## START Extracted entries
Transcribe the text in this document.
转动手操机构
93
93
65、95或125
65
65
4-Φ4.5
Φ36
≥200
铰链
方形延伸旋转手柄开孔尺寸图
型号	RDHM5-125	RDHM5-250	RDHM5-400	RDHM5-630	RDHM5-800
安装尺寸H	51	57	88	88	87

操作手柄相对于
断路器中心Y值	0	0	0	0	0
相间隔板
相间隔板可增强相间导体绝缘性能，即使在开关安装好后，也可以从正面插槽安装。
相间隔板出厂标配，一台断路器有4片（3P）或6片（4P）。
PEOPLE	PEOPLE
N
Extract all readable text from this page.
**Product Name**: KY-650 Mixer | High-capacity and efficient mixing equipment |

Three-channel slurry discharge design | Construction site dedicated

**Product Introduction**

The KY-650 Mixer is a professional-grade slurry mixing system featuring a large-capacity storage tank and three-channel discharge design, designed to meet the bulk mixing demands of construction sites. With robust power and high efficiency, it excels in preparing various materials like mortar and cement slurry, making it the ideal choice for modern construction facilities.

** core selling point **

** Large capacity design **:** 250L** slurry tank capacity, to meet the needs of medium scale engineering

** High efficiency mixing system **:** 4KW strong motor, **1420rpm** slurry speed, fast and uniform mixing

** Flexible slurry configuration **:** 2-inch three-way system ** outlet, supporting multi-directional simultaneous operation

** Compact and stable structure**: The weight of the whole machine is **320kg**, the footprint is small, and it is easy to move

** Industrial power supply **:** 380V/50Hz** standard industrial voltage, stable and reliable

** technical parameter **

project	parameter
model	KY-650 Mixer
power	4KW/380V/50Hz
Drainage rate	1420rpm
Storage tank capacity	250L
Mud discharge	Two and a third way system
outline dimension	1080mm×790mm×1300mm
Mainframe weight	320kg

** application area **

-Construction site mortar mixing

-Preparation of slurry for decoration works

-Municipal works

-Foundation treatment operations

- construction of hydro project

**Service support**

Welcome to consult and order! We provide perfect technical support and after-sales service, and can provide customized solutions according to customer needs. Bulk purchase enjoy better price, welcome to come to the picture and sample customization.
## END Extracted entries
■ Given problem
Scan the entries above and work out how many lines include the word "system"; the reply is that number alone.

■ Task answer
4